Request.
Give the data below again, word for word.

(Dataset entries)

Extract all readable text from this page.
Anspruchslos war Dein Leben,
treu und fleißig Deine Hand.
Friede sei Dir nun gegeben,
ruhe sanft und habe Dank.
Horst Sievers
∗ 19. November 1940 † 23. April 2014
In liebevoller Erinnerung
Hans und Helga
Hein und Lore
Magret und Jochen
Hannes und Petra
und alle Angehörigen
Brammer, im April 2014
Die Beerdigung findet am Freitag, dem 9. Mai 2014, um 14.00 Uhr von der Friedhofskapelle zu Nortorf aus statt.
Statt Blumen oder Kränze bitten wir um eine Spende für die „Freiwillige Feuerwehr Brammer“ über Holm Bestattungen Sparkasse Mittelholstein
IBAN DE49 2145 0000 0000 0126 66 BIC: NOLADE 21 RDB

Exercise solution.
Extract all readable text from this page.
Anspruchslos war Dein Leben,
treu und fleißig Deine Hand.
Friede sei Dir nun gegeben,
ruhe sanft und habe Dank.
Horst Sievers
∗ 19. November 1940 † 23. April 2014
In liebevoller Erinnerung
Hans und Helga
Hein und Lore
Magret und Jochen
Hannes und Petra
und alle Angehörigen
Brammer, im April 2014
Die Beerdigung findet am Freitag, dem 9. Mai 2014, um 14.00 Uhr von der Friedhofskapelle zu Nortorf aus statt.
Statt Blumen oder Kränze bitten wir um eine Spende für die „Freiwillige Feuerwehr Brammer“ über Holm Bestattungen Sparkasse Mittelholstein
IBAN DE49 2145 0000 0000 0126 66 BIC: NOLADE 21 RDB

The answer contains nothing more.